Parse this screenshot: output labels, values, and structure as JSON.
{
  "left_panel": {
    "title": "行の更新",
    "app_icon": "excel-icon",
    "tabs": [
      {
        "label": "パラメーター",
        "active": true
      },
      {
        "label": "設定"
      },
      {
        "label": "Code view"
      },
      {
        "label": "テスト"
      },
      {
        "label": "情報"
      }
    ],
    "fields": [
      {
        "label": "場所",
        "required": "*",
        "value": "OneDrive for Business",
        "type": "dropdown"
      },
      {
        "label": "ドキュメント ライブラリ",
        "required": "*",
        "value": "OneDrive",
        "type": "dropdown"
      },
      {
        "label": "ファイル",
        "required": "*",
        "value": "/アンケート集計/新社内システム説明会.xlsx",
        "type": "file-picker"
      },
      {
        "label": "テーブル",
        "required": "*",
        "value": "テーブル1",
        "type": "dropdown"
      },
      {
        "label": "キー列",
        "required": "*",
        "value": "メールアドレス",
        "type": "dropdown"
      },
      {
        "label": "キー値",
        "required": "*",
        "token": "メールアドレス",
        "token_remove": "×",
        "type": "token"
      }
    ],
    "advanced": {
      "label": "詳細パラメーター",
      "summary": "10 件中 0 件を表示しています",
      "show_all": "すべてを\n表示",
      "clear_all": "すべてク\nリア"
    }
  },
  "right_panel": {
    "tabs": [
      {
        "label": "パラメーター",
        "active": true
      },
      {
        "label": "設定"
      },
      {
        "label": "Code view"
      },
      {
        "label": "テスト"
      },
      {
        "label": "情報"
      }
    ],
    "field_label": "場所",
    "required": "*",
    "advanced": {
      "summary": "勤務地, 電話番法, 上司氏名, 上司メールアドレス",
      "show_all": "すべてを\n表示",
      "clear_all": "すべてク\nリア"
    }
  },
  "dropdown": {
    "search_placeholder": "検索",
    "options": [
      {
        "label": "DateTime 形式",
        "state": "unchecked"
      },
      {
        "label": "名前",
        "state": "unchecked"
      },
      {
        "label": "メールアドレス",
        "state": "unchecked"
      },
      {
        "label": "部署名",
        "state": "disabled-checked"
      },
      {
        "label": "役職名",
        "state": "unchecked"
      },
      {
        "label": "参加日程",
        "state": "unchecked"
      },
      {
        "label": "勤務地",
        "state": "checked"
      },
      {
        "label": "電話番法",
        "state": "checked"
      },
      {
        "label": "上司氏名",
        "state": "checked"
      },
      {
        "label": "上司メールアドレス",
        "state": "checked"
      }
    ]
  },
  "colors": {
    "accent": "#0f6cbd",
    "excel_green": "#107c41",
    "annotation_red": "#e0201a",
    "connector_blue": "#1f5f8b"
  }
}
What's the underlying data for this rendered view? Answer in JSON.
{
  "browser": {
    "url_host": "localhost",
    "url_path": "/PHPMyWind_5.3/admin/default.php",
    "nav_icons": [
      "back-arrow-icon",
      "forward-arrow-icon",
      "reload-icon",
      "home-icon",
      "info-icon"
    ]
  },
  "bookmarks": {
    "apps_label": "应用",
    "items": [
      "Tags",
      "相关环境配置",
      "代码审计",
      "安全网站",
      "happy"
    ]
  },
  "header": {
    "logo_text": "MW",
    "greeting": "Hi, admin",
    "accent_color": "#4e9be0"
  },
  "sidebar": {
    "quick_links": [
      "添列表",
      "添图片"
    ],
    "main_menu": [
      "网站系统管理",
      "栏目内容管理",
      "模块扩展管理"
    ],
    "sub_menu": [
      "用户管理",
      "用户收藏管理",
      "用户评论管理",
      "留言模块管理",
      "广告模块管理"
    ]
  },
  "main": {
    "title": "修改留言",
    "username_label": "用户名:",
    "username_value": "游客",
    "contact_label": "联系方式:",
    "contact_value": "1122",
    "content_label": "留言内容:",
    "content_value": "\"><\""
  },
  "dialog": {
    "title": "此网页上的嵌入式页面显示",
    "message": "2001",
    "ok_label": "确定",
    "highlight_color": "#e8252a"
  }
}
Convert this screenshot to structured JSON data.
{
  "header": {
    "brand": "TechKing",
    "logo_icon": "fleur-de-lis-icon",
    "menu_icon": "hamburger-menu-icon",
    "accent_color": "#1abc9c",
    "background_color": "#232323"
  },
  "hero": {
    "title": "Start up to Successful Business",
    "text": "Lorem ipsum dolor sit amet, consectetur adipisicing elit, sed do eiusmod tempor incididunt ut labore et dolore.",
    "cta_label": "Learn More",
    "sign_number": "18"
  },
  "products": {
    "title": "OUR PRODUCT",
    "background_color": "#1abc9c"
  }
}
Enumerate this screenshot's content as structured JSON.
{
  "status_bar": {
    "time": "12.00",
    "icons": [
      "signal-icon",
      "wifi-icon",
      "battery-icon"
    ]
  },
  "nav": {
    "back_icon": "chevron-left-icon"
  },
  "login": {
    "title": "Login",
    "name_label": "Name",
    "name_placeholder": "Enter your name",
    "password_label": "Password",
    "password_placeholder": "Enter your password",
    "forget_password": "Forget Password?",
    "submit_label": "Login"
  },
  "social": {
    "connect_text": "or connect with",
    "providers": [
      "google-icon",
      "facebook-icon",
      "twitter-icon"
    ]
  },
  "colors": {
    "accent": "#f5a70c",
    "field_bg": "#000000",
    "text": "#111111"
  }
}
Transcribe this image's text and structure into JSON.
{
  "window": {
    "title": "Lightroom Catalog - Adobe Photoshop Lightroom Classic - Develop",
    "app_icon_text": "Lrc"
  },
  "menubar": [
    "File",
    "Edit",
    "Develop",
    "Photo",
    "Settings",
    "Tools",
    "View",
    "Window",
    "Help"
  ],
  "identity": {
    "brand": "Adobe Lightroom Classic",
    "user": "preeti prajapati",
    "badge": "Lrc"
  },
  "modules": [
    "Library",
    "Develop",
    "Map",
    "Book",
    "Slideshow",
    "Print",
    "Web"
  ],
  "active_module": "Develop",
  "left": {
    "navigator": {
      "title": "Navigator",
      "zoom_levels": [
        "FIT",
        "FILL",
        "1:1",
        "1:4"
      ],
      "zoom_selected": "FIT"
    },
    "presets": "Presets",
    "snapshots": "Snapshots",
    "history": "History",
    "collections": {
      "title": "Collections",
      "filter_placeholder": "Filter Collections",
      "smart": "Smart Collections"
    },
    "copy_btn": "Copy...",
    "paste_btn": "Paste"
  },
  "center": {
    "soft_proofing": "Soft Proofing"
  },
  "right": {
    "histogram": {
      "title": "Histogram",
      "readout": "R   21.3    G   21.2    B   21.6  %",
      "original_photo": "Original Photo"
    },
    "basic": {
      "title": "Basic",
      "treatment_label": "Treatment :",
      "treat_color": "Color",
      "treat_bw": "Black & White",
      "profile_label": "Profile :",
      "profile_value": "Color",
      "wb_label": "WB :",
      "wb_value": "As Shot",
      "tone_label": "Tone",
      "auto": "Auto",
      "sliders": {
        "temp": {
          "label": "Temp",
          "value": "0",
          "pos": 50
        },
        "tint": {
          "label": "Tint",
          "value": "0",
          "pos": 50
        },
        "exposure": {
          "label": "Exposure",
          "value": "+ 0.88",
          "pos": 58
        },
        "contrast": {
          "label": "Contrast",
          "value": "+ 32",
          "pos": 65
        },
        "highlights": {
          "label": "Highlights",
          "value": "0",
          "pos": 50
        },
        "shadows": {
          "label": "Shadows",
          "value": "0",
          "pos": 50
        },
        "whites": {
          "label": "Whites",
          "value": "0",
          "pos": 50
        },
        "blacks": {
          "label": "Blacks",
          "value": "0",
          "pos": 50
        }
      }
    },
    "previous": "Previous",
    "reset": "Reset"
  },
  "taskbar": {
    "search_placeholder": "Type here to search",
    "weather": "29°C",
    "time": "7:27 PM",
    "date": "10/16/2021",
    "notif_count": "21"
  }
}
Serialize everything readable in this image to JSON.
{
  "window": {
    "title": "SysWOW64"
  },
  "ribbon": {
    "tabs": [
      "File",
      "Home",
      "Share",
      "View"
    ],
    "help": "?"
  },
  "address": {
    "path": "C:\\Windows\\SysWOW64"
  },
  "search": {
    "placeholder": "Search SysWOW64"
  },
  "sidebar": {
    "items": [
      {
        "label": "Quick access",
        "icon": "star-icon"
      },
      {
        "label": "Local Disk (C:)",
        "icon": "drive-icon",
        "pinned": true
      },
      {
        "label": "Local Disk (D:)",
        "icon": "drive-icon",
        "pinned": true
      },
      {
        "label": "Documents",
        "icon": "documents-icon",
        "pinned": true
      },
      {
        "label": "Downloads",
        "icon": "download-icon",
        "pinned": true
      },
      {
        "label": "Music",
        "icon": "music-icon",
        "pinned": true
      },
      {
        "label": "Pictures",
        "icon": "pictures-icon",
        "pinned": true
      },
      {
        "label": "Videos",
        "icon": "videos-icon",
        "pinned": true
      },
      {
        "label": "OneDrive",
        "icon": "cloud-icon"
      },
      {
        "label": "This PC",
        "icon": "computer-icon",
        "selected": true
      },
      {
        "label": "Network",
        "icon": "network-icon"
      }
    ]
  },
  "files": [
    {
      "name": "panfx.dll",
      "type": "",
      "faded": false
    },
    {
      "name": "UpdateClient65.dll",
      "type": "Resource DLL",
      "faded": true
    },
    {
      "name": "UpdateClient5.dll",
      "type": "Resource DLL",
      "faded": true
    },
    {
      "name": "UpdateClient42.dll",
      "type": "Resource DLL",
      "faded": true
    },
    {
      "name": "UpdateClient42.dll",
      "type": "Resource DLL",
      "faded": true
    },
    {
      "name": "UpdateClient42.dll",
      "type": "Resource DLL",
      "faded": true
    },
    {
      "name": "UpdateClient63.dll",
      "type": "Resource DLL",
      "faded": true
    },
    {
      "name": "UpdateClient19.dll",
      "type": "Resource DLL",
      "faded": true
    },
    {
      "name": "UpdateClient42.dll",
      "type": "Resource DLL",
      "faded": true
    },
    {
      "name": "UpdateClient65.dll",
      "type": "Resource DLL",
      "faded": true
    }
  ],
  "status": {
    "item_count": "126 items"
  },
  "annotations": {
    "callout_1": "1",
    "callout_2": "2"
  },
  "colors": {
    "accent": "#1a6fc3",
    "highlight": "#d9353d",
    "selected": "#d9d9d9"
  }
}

—————

■ GOAL ■
In the entries above, find each line with the word "title" and copy it.

■ RESPONSE ■
    "title": "行の更新",
    "title": "修改留言",
    "title": "此网页上的嵌入式页面显示",
    "title": "Start up to Successful Business",
    "title": "OUR PRODUCT",
    "title": "Login",
    "title": "Lightroom Catalog - Adobe Photoshop Lightroom Classic - Develop",
      "title": "Navigator",
      "title": "Collections",
      "title": "Histogram",
      "title": "Basic",
    "title": "SysWOW64"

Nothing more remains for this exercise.